-- start of DATA PROVIDED --

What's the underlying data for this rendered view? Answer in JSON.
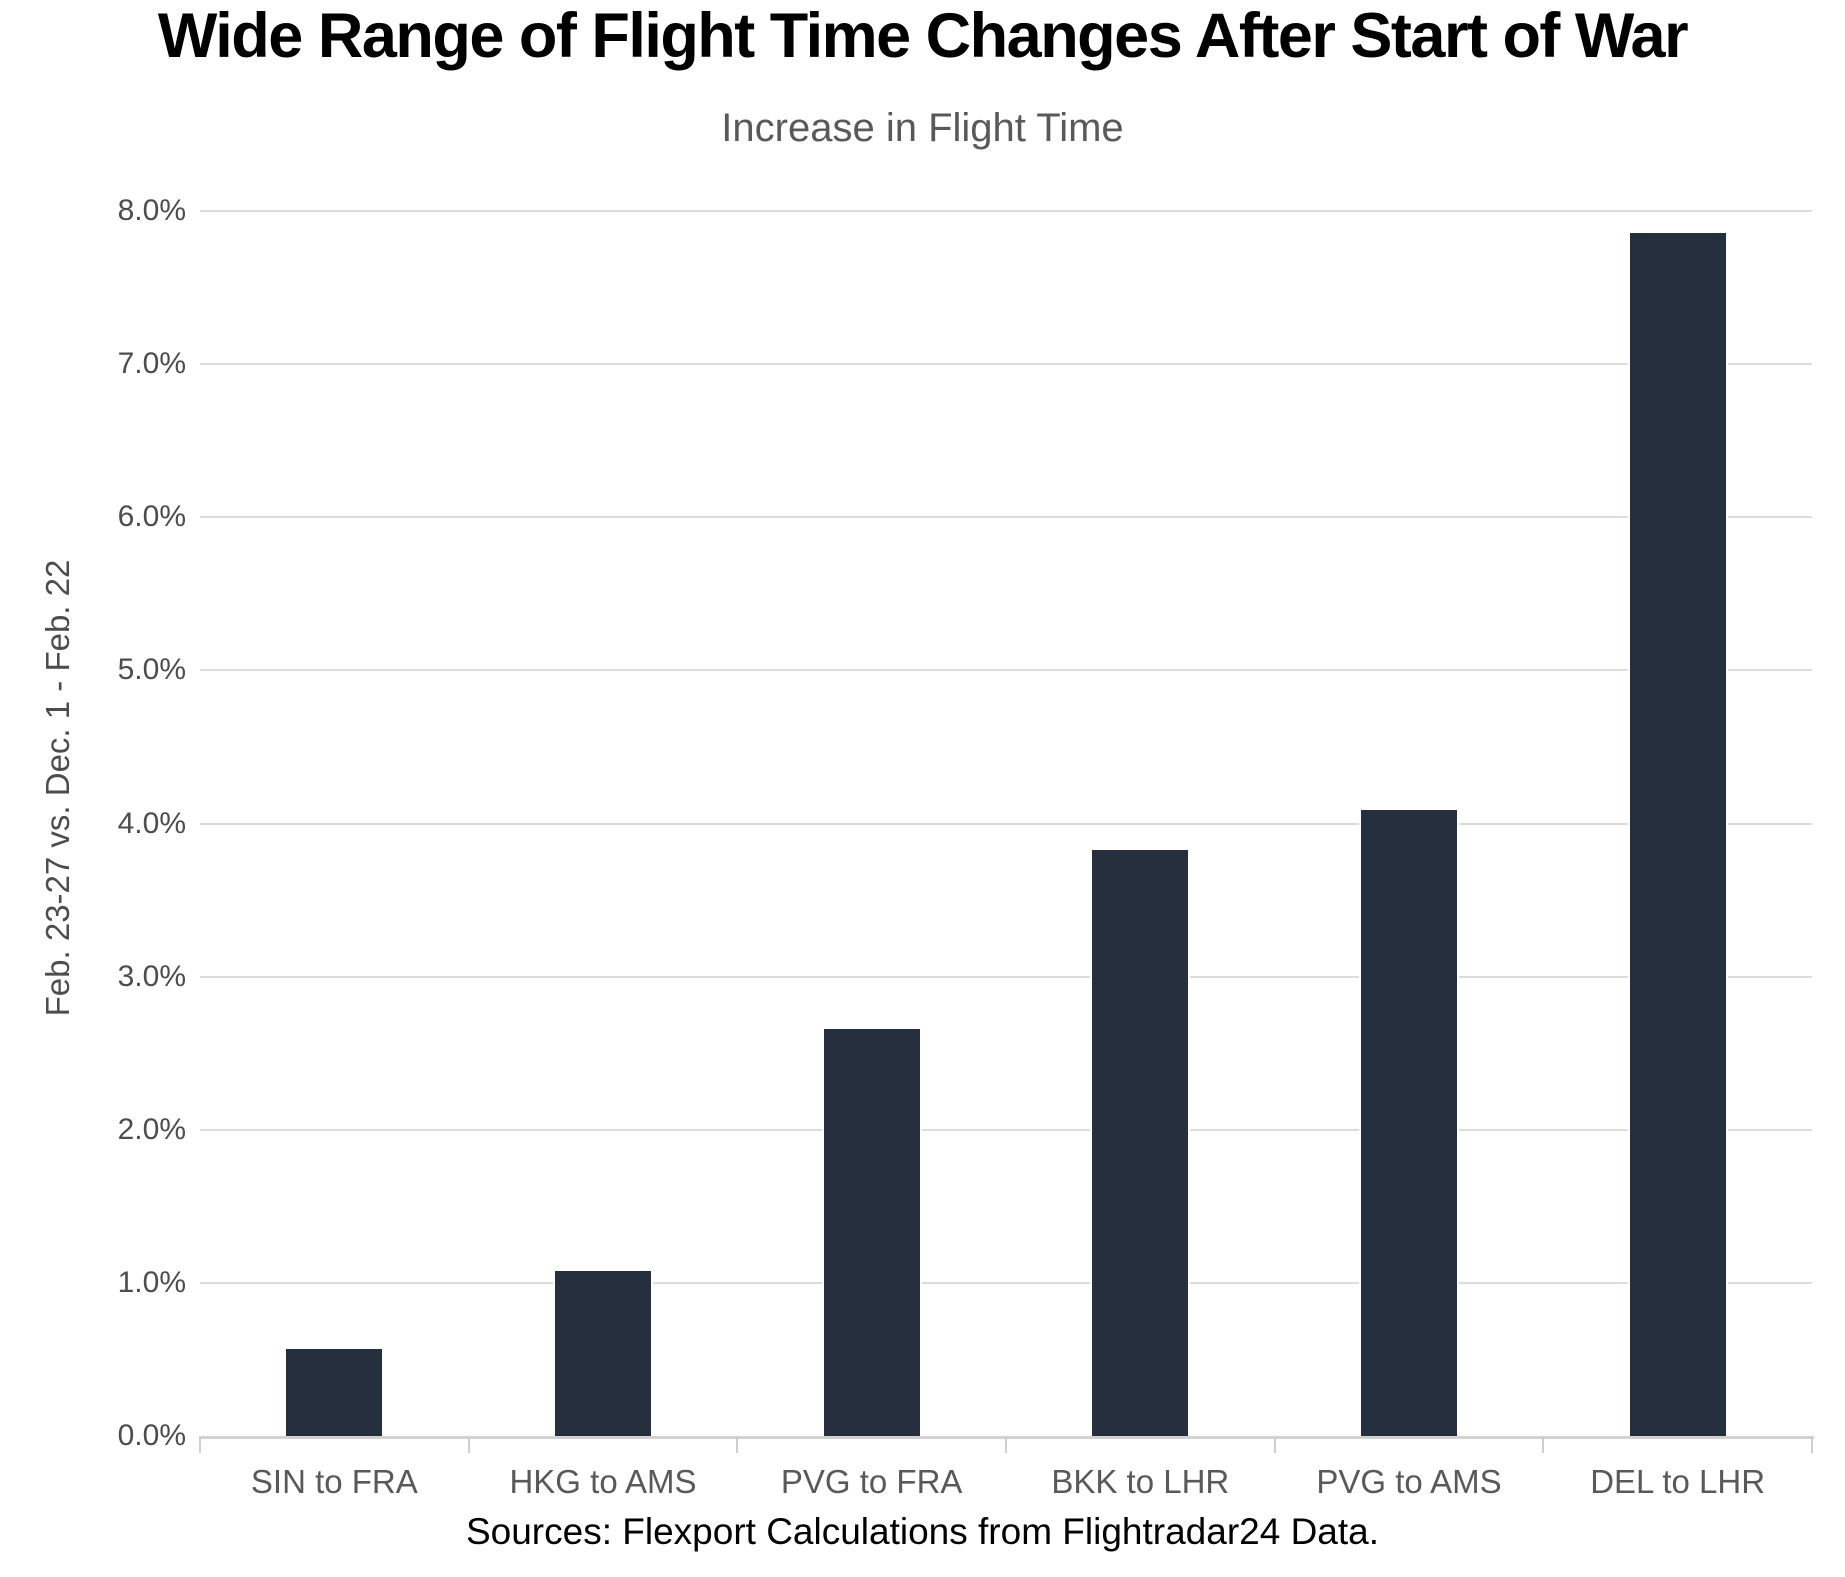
{
  "header": {
    "title": "Wide Range of Flight Time Changes After Start of War"
  },
  "chart_data": {
    "type": "bar",
    "title": "Increase in Flight Time",
    "categories": [
      "SIN to FRA",
      "HKG to AMS",
      "PVG to FRA",
      "BKK to LHR",
      "PVG to AMS",
      "DEL to LHR"
    ],
    "values": [
      0.58,
      1.09,
      2.67,
      3.84,
      4.1,
      7.87
    ],
    "value_unit": "percent",
    "xlabel": "",
    "ylabel": "Feb. 23-27 vs. Dec. 1 - Feb. 22",
    "ylim": [
      0,
      8
    ],
    "ytick_labels": [
      "0.0%",
      "1.0%",
      "2.0%",
      "3.0%",
      "4.0%",
      "5.0%",
      "6.0%",
      "7.0%",
      "8.0%"
    ],
    "grid": true,
    "legend": false,
    "bar_color": "#262f3d"
  },
  "footer": {
    "source": "Sources: Flexport Calculations from Flightradar24 Data."
  }
}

-- end of DATA PROVIDED --

* [EXERCISE DESCRIPTION] Go through the listing above and write it all out exactly, leaving out any picture.

* [OUTPUT BELOW]
What's the underlying data for this rendered view? Answer in JSON.
{
  "header": {
    "title": "Wide Range of Flight Time Changes After Start of War"
  },
  "chart_data": {
    "type": "bar",
    "title": "Increase in Flight Time",
    "categories": [
      "SIN to FRA",
      "HKG to AMS",
      "PVG to FRA",
      "BKK to LHR",
      "PVG to AMS",
      "DEL to LHR"
    ],
    "values": [
      0.58,
      1.09,
      2.67,
      3.84,
      4.1,
      7.87
    ],
    "value_unit": "percent",
    "xlabel": "",
    "ylabel": "Feb. 23-27 vs. Dec. 1 - Feb. 22",
    "ylim": [
      0,
      8
    ],
    "ytick_labels": [
      "0.0%",
      "1.0%",
      "2.0%",
      "3.0%",
      "4.0%",
      "5.0%",
      "6.0%",
      "7.0%",
      "8.0%"
    ],
    "grid": true,
    "legend": false,
    "bar_color": "#262f3d"
  },
  "footer": {
    "source": "Sources: Flexport Calculations from Flightradar24 Data."
  }
}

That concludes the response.